§ **Exercise requirements**:
Track down every line below that holds "Cartes" and copy it.

** Start of Given data **

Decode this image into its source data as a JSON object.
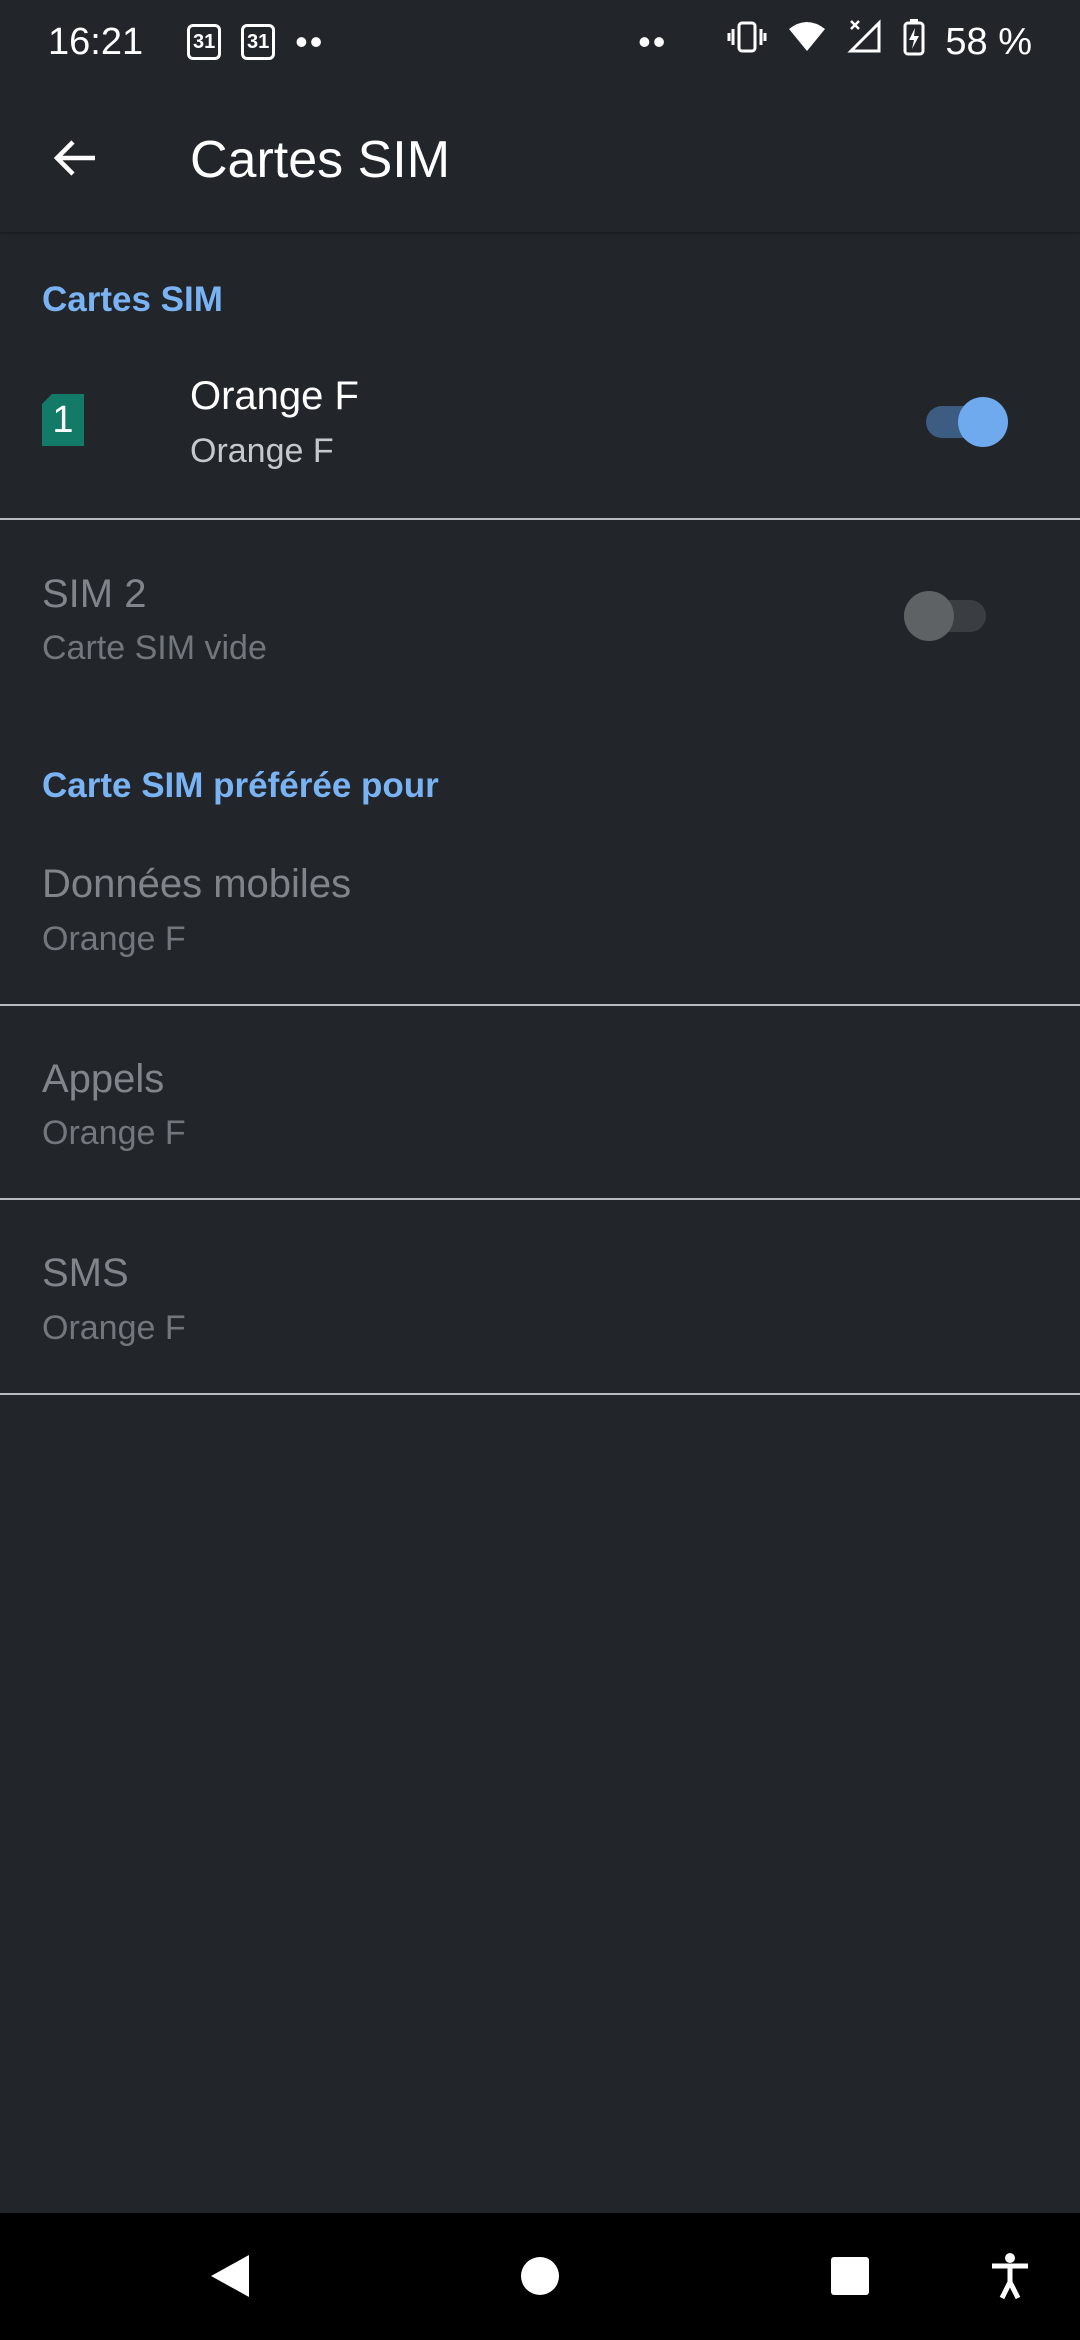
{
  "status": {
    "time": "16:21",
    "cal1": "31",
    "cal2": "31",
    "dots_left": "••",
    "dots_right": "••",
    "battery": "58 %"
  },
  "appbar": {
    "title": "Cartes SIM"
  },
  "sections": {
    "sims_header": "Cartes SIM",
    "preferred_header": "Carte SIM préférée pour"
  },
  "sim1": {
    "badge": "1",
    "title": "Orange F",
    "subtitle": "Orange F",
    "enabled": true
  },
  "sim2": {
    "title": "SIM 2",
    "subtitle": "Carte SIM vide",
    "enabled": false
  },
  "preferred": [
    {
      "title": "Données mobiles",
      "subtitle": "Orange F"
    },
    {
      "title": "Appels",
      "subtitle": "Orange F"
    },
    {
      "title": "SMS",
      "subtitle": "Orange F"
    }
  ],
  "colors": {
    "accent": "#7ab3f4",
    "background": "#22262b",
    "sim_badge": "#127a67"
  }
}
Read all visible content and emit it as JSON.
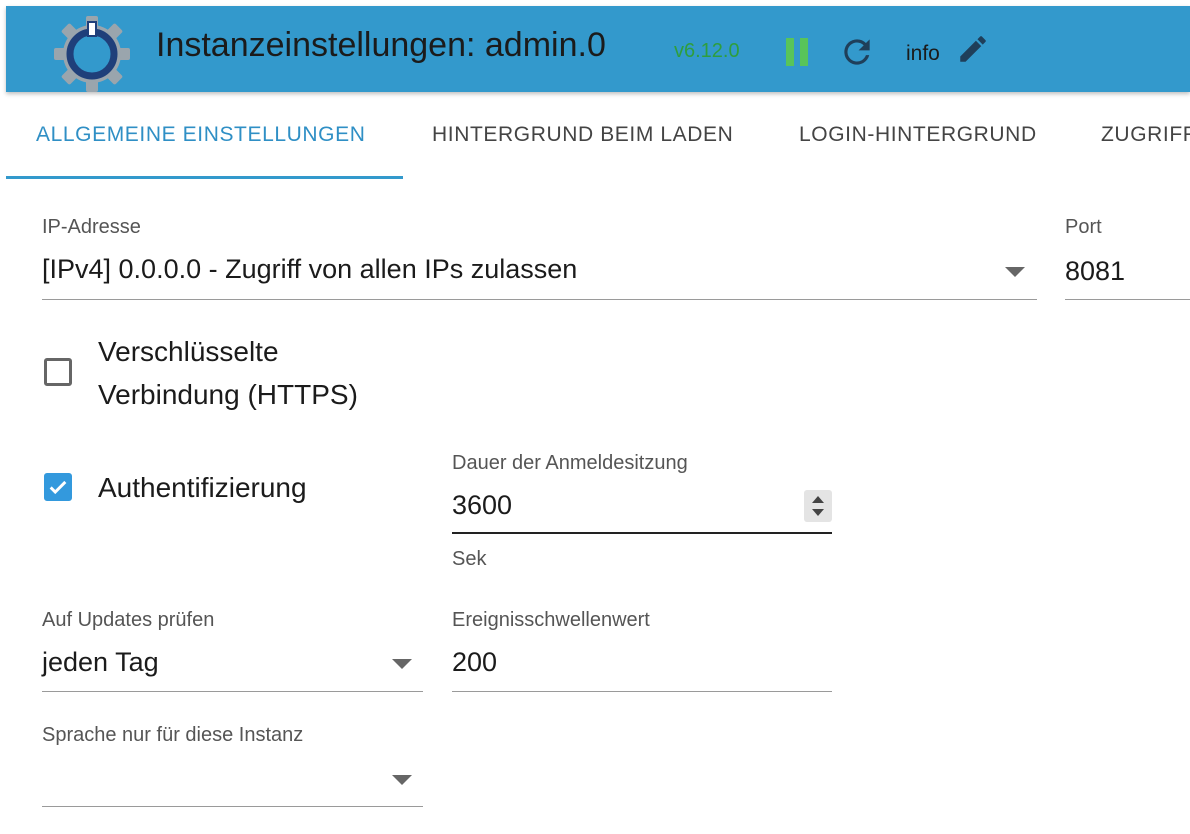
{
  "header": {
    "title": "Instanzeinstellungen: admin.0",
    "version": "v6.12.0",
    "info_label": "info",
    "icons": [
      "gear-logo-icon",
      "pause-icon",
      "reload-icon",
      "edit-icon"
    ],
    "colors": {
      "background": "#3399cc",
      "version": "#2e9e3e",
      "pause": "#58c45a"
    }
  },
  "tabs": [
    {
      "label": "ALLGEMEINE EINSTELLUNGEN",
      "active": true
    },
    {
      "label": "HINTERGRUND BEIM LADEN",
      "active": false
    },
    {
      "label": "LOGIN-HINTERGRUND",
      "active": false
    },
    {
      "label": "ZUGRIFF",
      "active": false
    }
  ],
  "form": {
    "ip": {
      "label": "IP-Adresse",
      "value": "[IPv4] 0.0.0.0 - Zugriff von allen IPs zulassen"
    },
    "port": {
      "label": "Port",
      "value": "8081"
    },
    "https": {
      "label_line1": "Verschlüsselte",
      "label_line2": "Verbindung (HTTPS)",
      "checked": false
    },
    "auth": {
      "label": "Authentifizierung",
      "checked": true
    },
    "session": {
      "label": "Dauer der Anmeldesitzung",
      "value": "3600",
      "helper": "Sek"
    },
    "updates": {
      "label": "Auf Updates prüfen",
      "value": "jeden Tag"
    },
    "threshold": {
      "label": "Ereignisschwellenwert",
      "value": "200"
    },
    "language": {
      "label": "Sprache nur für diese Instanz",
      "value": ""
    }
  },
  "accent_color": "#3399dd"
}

** End of Given data **

§ **Exercise output**:
    "title": "Cartes SIM"
    "sims_header": "Cartes SIM",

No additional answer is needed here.